◆ Stored entries:
━━━━━━━━━━
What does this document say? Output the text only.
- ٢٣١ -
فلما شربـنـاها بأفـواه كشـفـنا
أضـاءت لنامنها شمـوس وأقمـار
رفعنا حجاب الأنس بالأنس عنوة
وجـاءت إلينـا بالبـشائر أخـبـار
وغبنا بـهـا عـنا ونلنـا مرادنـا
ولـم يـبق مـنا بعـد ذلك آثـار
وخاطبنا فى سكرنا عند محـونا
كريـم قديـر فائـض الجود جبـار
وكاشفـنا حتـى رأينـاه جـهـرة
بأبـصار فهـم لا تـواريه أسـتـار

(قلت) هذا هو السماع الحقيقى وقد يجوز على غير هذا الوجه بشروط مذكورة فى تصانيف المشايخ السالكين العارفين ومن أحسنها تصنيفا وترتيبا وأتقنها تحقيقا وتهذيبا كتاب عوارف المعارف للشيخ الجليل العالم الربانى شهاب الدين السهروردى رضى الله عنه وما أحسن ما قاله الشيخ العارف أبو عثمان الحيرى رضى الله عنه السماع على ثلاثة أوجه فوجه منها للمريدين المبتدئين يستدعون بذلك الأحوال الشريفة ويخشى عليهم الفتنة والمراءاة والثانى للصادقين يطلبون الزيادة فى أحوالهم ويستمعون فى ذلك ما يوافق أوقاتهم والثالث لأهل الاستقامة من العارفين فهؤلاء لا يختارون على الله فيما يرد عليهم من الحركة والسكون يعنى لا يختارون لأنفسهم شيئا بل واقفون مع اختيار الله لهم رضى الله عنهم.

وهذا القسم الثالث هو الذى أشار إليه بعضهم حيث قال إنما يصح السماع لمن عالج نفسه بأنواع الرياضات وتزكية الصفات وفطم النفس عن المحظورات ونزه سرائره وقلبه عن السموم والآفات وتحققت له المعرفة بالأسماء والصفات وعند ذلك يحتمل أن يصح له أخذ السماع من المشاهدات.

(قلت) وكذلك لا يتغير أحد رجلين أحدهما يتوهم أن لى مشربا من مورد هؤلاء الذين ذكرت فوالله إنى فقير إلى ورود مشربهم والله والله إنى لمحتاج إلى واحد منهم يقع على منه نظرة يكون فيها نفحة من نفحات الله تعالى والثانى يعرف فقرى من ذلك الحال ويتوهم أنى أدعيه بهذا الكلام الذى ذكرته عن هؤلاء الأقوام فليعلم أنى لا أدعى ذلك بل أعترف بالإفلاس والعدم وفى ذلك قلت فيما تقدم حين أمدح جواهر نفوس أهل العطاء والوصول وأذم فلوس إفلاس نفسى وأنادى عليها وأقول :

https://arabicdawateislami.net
━━━━━━━━━━
◆ Written instruction:
Transcribe all entries exactly as they are given.

◆ The solution:
What does this document say? Output the text only.
- ٢٣١ -
فلما شربـنـاها بأفـواه كشـفـنا
أضـاءت لنامنها شمـوس وأقمـار
رفعنا حجاب الأنس بالأنس عنوة
وجـاءت إلينـا بالبـشائر أخـبـار
وغبنا بـهـا عـنا ونلنـا مرادنـا
ولـم يـبق مـنا بعـد ذلك آثـار
وخاطبنا فى سكرنا عند محـونا
كريـم قديـر فائـض الجود جبـار
وكاشفـنا حتـى رأينـاه جـهـرة
بأبـصار فهـم لا تـواريه أسـتـار

(قلت) هذا هو السماع الحقيقى وقد يجوز على غير هذا الوجه بشروط مذكورة فى تصانيف المشايخ السالكين العارفين ومن أحسنها تصنيفا وترتيبا وأتقنها تحقيقا وتهذيبا كتاب عوارف المعارف للشيخ الجليل العالم الربانى شهاب الدين السهروردى رضى الله عنه وما أحسن ما قاله الشيخ العارف أبو عثمان الحيرى رضى الله عنه السماع على ثلاثة أوجه فوجه منها للمريدين المبتدئين يستدعون بذلك الأحوال الشريفة ويخشى عليهم الفتنة والمراءاة والثانى للصادقين يطلبون الزيادة فى أحوالهم ويستمعون فى ذلك ما يوافق أوقاتهم والثالث لأهل الاستقامة من العارفين فهؤلاء لا يختارون على الله فيما يرد عليهم من الحركة والسكون يعنى لا يختارون لأنفسهم شيئا بل واقفون مع اختيار الله لهم رضى الله عنهم.

وهذا القسم الثالث هو الذى أشار إليه بعضهم حيث قال إنما يصح السماع لمن عالج نفسه بأنواع الرياضات وتزكية الصفات وفطم النفس عن المحظورات ونزه سرائره وقلبه عن السموم والآفات وتحققت له المعرفة بالأسماء والصفات وعند ذلك يحتمل أن يصح له أخذ السماع من المشاهدات.

(قلت) وكذلك لا يتغير أحد رجلين أحدهما يتوهم أن لى مشربا من مورد هؤلاء الذين ذكرت فوالله إنى فقير إلى ورود مشربهم والله والله إنى لمحتاج إلى واحد منهم يقع على منه نظرة يكون فيها نفحة من نفحات الله تعالى والثانى يعرف فقرى من ذلك الحال ويتوهم أنى أدعيه بهذا الكلام الذى ذكرته عن هؤلاء الأقوام فليعلم أنى لا أدعى ذلك بل أعترف بالإفلاس والعدم وفى ذلك قلت فيما تقدم حين أمدح جواهر نفوس أهل العطاء والوصول وأذم فلوس إفلاس نفسى وأنادى عليها وأقول :

https://arabicdawateislami.net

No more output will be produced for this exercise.